Required task
Will you transcribe the entries that follow, exactly and in full?

........

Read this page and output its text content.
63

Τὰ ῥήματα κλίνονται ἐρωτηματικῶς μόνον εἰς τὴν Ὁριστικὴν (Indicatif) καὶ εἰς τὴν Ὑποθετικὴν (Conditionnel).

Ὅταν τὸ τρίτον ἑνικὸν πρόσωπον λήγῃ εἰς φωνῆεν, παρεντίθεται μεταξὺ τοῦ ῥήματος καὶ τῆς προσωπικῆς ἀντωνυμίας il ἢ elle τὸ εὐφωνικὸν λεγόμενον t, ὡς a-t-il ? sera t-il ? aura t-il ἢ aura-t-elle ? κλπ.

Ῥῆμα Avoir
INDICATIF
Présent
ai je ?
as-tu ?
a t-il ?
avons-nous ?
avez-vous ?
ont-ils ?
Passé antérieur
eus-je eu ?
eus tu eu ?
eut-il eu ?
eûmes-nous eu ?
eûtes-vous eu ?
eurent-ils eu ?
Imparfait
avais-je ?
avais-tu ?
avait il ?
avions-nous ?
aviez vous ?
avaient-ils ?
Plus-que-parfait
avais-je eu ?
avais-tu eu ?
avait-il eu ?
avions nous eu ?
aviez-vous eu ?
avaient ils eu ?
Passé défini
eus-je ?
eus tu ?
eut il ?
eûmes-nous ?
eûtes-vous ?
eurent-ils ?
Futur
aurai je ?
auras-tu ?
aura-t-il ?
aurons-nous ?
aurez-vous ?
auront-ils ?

........

Response for this exercise
Read this page and output its text content.
63

Τὰ ῥήματα κλίνονται ἐρωτηματικῶς μόνον εἰς τὴν Ὁριστικὴν (Indicatif) καὶ εἰς τὴν Ὑποθετικὴν (Conditionnel).

Ὅταν τὸ τρίτον ἑνικὸν πρόσωπον λήγῃ εἰς φωνῆεν, παρεντίθεται μεταξὺ τοῦ ῥήματος καὶ τῆς προσωπικῆς ἀντωνυμίας il ἢ elle τὸ εὐφωνικὸν λεγόμενον t, ὡς a-t-il ? sera t-il ? aura t-il ἢ aura-t-elle ? κλπ.

Ῥῆμα Avoir
INDICATIF
Présent
ai je ?
as-tu ?
a t-il ?
avons-nous ?
avez-vous ?
ont-ils ?
Passé antérieur
eus-je eu ?
eus tu eu ?
eut-il eu ?
eûmes-nous eu ?
eûtes-vous eu ?
eurent-ils eu ?
Imparfait
avais-je ?
avais-tu ?
avait il ?
avions-nous ?
aviez vous ?
avaient-ils ?
Plus-que-parfait
avais-je eu ?
avais-tu eu ?
avait-il eu ?
avions nous eu ?
aviez-vous eu ?
avaient ils eu ?
Passé défini
eus-je ?
eus tu ?
eut il ?
eûmes-nous ?
eûtes-vous ?
eurent-ils ?
Futur
aurai je ?
auras-tu ?
aura-t-il ?
aurons-nous ?
aurez-vous ?
auront-ils ?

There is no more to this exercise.